— Written exercise —
In the entries, find all lines that hold the word "image" and copy them.
*****
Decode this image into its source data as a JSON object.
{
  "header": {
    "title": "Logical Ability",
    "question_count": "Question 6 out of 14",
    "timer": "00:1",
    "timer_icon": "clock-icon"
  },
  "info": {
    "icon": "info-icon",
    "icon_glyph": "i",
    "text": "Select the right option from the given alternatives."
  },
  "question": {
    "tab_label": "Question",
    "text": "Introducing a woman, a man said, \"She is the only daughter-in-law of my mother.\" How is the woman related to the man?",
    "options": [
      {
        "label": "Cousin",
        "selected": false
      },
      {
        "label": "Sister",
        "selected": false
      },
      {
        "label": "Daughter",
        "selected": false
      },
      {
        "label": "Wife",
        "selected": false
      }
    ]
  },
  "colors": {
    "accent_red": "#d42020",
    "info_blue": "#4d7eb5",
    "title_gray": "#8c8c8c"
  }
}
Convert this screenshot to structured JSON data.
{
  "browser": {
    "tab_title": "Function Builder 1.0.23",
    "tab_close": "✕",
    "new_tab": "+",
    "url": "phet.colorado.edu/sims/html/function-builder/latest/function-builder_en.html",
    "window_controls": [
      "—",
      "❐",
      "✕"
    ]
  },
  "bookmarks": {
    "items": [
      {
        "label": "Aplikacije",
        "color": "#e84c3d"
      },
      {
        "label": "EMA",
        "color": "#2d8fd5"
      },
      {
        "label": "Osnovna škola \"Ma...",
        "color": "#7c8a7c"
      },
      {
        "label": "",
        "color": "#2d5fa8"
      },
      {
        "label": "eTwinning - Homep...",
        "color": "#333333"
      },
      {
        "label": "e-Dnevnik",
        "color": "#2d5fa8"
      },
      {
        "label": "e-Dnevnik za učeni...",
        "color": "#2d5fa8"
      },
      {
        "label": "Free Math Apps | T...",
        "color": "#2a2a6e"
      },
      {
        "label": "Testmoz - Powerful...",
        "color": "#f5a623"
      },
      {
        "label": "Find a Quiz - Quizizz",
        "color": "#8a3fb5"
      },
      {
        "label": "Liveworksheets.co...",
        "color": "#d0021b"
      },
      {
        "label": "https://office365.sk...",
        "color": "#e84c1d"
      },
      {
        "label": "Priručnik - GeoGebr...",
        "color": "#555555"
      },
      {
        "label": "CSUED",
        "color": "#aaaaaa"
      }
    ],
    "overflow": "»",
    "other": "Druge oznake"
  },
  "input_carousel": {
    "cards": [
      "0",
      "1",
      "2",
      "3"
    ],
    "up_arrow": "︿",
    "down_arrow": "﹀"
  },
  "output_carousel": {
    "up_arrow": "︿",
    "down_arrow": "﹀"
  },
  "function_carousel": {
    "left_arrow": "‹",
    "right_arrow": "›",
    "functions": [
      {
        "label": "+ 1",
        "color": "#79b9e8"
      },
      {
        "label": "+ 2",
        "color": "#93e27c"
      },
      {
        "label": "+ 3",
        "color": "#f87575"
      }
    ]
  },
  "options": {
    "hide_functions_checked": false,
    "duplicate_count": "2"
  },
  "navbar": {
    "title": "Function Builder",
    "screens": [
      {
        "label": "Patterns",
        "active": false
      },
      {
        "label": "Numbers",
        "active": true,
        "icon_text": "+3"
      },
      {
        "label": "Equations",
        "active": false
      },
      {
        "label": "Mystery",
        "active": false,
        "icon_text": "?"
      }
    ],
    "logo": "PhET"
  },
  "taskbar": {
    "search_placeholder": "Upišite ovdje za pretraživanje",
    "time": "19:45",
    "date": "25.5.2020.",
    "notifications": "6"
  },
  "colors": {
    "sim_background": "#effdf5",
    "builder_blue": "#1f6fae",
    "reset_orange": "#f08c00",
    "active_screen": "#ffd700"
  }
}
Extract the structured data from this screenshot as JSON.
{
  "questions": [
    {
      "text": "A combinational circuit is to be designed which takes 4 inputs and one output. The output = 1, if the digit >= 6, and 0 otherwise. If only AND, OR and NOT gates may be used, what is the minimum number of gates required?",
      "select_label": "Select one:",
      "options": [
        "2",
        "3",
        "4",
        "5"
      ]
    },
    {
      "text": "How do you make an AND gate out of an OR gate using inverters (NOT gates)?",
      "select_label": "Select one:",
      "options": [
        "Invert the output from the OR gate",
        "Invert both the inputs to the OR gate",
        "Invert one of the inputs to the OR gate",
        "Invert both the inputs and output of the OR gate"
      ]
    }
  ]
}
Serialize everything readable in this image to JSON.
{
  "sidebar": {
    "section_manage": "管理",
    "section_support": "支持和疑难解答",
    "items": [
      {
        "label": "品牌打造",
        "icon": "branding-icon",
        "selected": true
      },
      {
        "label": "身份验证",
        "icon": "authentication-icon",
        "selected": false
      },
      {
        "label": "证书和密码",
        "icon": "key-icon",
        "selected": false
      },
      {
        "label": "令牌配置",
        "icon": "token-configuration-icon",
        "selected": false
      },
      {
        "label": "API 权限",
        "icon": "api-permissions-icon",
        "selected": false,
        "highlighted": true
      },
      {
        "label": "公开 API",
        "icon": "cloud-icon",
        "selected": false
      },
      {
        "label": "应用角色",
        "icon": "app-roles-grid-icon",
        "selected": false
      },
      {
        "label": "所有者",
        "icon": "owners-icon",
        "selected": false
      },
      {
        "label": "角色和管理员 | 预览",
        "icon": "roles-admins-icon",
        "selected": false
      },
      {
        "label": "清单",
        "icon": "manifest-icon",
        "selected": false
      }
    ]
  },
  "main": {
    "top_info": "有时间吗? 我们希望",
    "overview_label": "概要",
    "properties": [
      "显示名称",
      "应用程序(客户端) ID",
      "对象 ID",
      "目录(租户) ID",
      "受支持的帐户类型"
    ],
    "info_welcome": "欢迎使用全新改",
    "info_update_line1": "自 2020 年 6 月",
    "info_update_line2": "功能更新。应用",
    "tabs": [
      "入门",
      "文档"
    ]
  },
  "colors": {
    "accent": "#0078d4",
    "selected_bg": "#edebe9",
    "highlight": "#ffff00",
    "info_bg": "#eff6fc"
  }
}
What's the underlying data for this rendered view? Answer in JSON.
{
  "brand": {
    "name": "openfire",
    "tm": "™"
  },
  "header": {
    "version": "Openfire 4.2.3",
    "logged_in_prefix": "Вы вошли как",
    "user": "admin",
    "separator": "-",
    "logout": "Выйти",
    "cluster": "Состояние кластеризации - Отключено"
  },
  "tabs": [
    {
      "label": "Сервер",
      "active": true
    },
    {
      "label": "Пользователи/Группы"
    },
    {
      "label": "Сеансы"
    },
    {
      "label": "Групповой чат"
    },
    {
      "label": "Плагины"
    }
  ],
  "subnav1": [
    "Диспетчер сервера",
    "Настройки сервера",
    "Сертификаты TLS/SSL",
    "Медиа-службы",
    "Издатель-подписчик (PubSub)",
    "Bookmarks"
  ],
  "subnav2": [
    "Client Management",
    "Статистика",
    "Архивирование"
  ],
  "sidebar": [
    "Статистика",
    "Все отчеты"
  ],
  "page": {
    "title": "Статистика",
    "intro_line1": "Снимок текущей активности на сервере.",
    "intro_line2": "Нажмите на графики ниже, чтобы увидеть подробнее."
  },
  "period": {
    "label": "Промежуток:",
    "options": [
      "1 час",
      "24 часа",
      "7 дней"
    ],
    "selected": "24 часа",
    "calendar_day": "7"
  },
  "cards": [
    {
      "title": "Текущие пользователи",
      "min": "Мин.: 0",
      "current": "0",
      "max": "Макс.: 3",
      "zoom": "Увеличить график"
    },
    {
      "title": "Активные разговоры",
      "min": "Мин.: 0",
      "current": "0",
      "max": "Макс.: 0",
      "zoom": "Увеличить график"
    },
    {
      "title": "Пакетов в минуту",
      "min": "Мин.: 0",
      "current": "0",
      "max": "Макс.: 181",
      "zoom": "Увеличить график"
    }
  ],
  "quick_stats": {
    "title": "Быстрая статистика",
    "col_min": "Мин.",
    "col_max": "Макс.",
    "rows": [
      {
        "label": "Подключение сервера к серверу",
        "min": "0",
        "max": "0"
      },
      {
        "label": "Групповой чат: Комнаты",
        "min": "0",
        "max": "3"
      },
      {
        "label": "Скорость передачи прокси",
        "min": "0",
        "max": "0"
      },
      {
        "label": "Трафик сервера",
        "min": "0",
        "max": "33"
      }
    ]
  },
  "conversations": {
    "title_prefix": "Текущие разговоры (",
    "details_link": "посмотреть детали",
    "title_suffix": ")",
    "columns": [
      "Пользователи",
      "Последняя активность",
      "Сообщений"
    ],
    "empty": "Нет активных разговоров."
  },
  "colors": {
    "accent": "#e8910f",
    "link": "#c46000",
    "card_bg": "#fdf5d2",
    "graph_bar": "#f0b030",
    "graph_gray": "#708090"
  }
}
*****
— Answer to the exercise —
Decode this image into its source data as a JSON object.
Serialize everything readable in this image to JSON.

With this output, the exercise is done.